Objective
Search the data below for the word "title" and copy each line that holds it.
++++++++
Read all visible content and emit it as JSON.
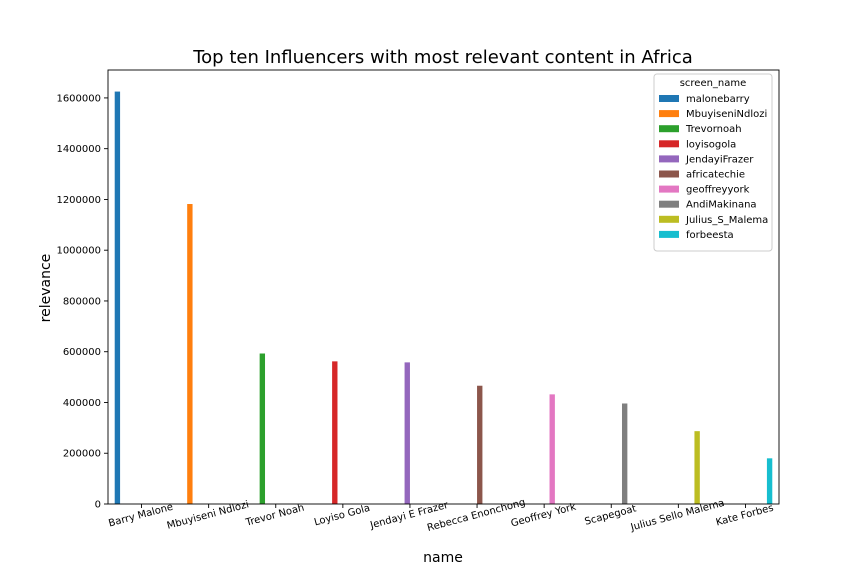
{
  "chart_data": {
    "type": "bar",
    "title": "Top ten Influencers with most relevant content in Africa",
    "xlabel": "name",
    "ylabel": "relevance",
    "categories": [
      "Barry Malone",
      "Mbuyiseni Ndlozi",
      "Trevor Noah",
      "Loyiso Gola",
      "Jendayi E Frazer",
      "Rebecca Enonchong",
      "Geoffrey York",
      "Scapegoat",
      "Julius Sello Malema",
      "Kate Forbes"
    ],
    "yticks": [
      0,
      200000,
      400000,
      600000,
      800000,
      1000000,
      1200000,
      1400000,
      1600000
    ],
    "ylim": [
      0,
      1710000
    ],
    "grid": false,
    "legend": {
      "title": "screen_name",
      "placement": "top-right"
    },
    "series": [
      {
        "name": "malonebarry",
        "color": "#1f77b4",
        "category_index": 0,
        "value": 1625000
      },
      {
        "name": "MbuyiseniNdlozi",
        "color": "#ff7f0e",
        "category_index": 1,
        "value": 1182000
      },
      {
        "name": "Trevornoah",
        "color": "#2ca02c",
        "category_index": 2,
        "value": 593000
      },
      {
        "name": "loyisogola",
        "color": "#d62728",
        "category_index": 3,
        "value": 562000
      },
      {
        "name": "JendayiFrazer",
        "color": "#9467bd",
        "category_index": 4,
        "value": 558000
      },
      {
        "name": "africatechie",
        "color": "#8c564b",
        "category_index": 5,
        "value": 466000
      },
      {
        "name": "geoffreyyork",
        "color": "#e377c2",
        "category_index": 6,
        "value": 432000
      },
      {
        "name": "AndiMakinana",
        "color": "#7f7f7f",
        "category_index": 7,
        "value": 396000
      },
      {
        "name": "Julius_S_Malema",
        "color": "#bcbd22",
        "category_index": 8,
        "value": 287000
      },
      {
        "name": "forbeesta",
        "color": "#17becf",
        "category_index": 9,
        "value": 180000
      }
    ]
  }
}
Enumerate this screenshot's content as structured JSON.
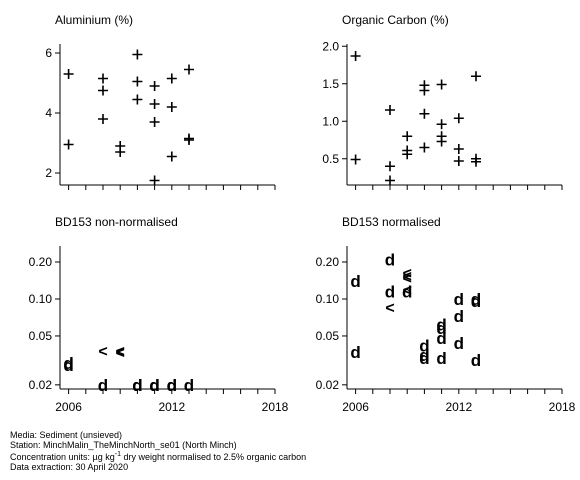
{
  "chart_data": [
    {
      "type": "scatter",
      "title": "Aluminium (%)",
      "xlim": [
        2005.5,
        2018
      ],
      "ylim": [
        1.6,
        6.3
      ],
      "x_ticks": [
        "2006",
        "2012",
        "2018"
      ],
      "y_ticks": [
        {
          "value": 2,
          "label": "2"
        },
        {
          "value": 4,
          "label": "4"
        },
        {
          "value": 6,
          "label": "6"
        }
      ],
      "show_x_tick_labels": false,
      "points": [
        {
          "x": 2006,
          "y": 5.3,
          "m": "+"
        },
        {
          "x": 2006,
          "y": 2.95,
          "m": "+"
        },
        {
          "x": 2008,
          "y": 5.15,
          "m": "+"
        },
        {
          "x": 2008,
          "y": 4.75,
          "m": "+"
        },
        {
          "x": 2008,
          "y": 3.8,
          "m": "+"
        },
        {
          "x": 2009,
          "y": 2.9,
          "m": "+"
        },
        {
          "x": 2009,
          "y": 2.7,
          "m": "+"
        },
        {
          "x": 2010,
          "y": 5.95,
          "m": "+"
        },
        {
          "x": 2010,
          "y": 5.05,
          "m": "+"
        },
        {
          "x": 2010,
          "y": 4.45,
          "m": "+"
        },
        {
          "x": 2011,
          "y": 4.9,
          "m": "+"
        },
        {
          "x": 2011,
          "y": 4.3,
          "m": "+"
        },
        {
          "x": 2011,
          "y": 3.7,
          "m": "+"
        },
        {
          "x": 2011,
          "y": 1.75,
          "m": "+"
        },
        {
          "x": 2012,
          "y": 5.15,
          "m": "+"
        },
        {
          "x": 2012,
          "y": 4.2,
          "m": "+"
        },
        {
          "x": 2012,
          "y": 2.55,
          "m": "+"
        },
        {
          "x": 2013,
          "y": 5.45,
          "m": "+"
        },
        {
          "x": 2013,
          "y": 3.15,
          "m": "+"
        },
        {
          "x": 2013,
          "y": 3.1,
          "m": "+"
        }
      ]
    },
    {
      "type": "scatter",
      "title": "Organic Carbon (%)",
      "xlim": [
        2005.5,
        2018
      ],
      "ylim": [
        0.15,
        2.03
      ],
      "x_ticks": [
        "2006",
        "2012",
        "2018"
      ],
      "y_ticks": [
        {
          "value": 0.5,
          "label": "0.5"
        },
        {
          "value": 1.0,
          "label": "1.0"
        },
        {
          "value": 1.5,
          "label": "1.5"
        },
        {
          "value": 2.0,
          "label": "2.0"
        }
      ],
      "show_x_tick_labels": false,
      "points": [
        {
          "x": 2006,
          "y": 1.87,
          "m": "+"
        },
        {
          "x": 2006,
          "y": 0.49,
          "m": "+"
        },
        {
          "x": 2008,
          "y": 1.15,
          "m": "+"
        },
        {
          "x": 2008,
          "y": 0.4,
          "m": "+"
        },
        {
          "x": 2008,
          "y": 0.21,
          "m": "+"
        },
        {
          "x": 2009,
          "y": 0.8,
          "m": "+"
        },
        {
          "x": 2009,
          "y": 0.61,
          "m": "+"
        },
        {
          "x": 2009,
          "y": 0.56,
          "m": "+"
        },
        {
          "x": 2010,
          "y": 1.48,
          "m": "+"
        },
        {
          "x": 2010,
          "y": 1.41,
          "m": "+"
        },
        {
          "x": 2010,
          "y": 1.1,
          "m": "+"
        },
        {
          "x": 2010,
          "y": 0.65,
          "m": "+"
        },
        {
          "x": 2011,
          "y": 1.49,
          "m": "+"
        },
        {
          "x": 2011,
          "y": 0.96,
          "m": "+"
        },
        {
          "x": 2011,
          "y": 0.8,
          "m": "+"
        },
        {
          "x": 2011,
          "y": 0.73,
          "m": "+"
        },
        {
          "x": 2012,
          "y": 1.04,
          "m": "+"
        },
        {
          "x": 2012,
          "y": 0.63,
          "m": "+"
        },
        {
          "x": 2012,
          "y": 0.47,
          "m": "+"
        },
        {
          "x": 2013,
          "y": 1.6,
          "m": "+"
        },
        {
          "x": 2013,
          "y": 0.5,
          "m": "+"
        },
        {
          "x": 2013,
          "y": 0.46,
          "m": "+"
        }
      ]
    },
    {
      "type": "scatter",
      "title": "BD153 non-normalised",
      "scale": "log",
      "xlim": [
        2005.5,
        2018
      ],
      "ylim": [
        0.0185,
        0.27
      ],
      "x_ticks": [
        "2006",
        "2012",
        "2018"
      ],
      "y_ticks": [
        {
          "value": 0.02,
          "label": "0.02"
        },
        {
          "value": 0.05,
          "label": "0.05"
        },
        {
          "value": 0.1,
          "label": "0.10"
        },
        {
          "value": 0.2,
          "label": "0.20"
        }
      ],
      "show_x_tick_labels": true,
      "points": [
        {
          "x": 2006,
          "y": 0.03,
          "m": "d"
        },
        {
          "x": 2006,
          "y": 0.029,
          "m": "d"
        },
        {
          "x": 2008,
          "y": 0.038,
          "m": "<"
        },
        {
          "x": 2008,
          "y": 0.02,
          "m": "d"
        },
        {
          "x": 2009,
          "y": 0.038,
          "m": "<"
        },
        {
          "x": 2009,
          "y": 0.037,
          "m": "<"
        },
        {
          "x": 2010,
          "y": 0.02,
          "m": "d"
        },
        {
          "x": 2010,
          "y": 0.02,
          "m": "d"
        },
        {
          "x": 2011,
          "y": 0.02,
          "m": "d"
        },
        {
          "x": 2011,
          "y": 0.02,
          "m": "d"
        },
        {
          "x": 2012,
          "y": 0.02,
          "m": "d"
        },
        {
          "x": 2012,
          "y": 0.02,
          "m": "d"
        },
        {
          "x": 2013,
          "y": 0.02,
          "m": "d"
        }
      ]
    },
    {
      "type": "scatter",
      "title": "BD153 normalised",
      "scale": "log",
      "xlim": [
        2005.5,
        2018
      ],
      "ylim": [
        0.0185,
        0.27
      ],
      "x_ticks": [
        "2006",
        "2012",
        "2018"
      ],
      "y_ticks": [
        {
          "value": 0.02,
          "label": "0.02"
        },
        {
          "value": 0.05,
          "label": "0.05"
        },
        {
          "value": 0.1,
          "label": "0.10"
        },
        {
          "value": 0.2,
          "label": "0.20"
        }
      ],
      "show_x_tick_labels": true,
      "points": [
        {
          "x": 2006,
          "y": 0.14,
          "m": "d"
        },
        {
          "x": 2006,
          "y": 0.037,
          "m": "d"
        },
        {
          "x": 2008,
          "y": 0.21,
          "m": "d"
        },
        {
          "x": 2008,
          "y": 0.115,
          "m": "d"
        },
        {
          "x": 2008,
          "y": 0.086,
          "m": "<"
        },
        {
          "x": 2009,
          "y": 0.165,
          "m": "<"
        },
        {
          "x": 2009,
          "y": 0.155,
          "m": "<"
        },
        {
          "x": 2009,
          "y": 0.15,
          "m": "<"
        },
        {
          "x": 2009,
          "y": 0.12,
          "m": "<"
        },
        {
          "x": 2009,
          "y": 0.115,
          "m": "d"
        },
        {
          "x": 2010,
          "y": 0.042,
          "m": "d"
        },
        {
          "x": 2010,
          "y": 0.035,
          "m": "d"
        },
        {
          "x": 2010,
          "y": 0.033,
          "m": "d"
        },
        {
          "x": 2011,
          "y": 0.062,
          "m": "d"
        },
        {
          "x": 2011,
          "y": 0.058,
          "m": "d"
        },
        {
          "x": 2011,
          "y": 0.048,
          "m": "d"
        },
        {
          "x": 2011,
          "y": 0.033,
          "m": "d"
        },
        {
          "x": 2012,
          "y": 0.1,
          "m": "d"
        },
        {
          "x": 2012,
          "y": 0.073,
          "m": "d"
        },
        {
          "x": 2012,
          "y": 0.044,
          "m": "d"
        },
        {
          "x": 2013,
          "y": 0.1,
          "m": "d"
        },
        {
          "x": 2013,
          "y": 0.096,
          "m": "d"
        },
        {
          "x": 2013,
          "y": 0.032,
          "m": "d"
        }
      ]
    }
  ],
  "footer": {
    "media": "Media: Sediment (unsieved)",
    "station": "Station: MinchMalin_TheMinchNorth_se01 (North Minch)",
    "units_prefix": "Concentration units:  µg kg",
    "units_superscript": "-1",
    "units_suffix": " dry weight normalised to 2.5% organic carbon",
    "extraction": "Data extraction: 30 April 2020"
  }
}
++++++++
Answer to this exercise
    "title": "Top ten Influencers with most relevant content in Africa",
      "title": "screen_name",
      "title": "Aluminium (%)",
      "title": "Organic Carbon (%)",
      "title": "BD153 non-normalised",
      "title": "BD153 normalised",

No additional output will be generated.